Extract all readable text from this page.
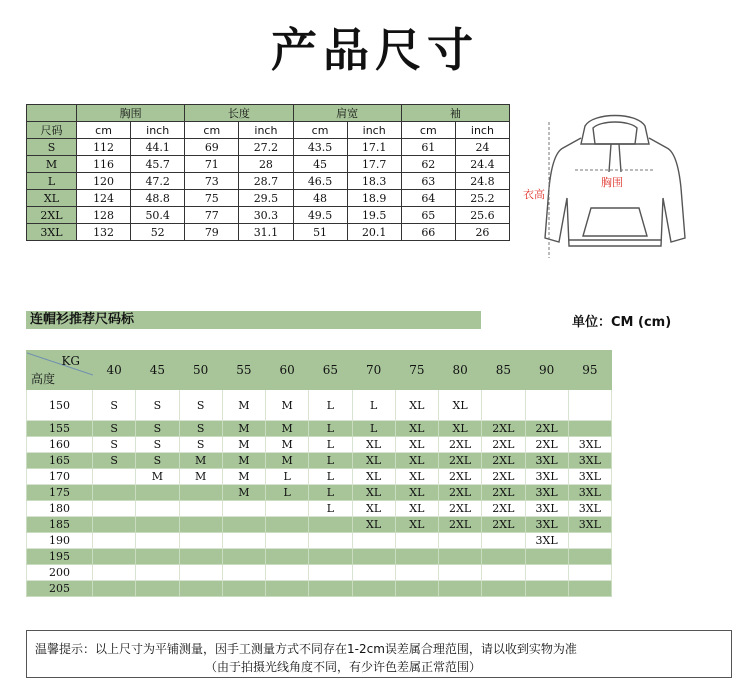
产品尺寸
	胸围		长度		肩宽		袖	
尺码	cm	inch	cm	inch	cm	inch	cm	inch
S	112	44.1	69	27.2	43.5	17.1	61	24
M	116	45.7	71	28	45	17.7	62	24.4
L	120	47.2	73	28.7	46.5	18.3	63	24.8
XL	124	48.8	75	29.5	48	18.9	64	25.2
2XL	128	50.4	77	30.3	49.5	19.5	65	25.6
3XL	132	52	79	31.1	51	20.1	66	26
衣高
胸围
连帽衫推荐尺码标	单位：CM (cm)
KG
高度	40	45	50	55	60	65	70	75	80	85	90	95
150	S	S	S	M	M	L	L	XL	XL			
155	S	S	S	M	M	L	L	XL	XL	2XL	2XL	
160	S	S	S	M	M	L	XL	XL	2XL	2XL	2XL	3XL
165	S	S	M	M	M	L	XL	XL	2XL	2XL	3XL	3XL
170		M	M	M	L	L	XL	XL	2XL	2XL	3XL	3XL
175				M	L	L	XL	XL	2XL	2XL	3XL	3XL
180						L	XL	XL	2XL	2XL	3XL	3XL
185							XL	XL	2XL	2XL	3XL	3XL
190											3XL	
195												
200												
205												
温馨提示：以上尺寸为平铺测量，因手工测量方式不同存在1-2cm误差属合理范围，请以收到实物为准
（由于拍摄光线角度不同，有少许色差属正常范围）
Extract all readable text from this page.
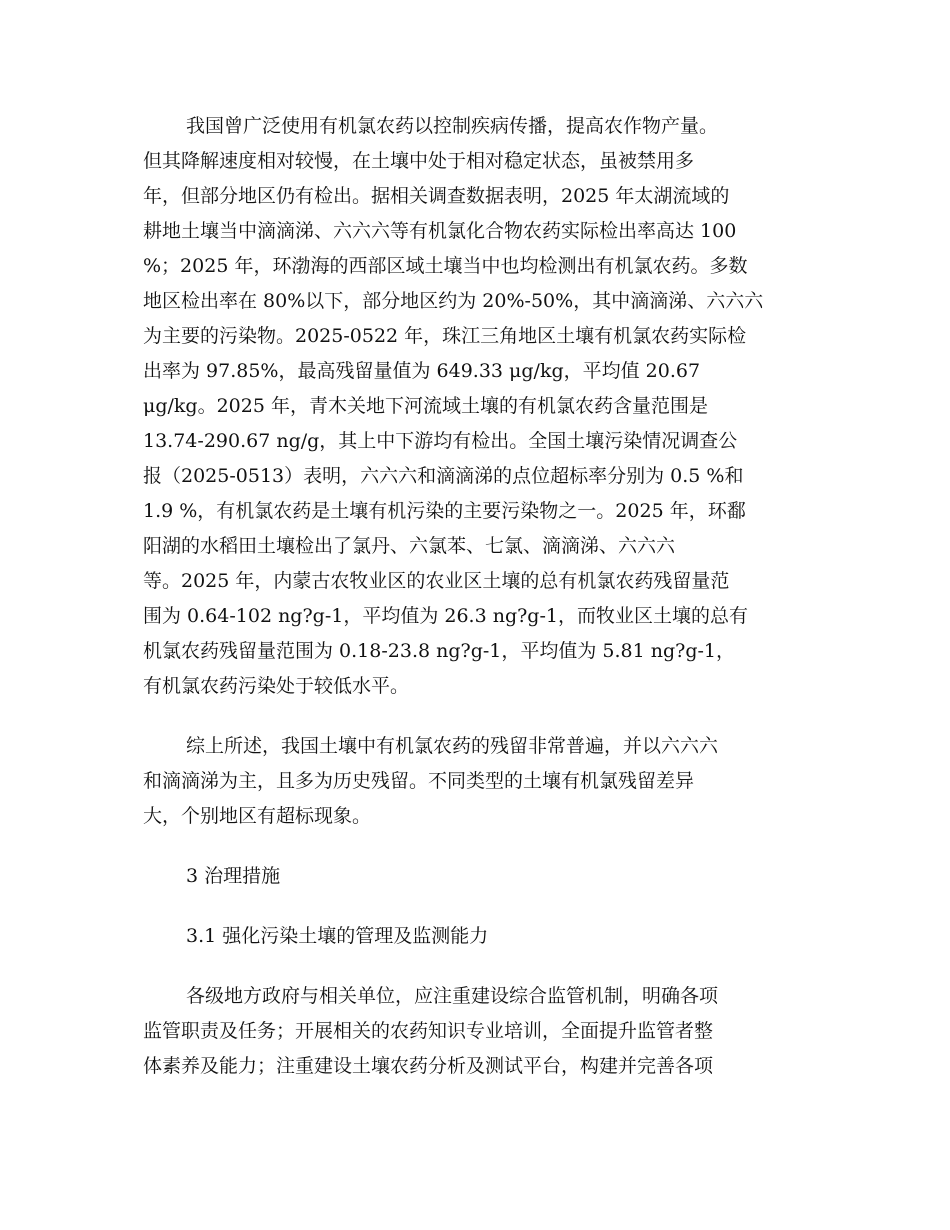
我国曾广泛使用有机氯农药以控制疾病传播，提高农作物产量。
但其降解速度相对较慢，在土壤中处于相对稳定状态，虽被禁用多
年，但部分地区仍有检出。据相关调查数据表明，2025 年太湖流域的
耕地土壤当中滴滴涕、六六六等有机氯化合物农药实际检出率高达 100
%；2025 年，环渤海的西部区域土壤当中也均检测出有机氯农药。多数
地区检出率在 80%以下，部分地区约为 20%-50%，其中滴滴涕、六六六
为主要的污染物。2025-0522 年，珠江三角地区土壤有机氯农药实际检
出率为 97.85%，最高残留量值为 649.33 μg/kg，平均值 20.67
μg/kg。2025 年，青木关地下河流域土壤的有机氯农药含量范围是
13.74-290.67 ng/g，其上中下游均有检出。全国土壤污染情况调查公
报（2025-0513）表明，六六六和滴滴涕的点位超标率分别为 0.5 %和
1.9 %，有机氯农药是土壤有机污染的主要污染物之一。2025 年，环鄱
阳湖的水稻田土壤检出了氯丹、六氯苯、七氯、滴滴涕、六六六
等。2025 年，内蒙古农牧业区的农业区土壤的总有机氯农药残留量范
围为 0.64-102 ng?g-1，平均值为 26.3 ng?g-1，而牧业区土壤的总有
机氯农药残留量范围为 0.18-23.8 ng?g-1，平均值为 5.81 ng?g-1，
有机氯农药污染处于较低水平。
综上所述，我国土壤中有机氯农药的残留非常普遍，并以六六六
和滴滴涕为主，且多为历史残留。不同类型的土壤有机氯残留差异
大，个别地区有超标现象。
3 治理措施
3.1 强化污染土壤的管理及监测能力
各级地方政府与相关单位，应注重建设综合监管机制，明确各项
监管职责及任务；开展相关的农药知识专业培训，全面提升监管者整
体素养及能力；注重建设土壤农药分析及测试平台，构建并完善各项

================

## AIM
Scan the listing above and copy all lines containing the word "平均值为".

## TASK RESULT
围为 0.64-102 ng?g-1，平均值为 26.3 ng?g-1，而牧业区土壤的总有
机氯农药残留量范围为 0.18-23.8 ng?g-1，平均值为 5.81 ng?g-1，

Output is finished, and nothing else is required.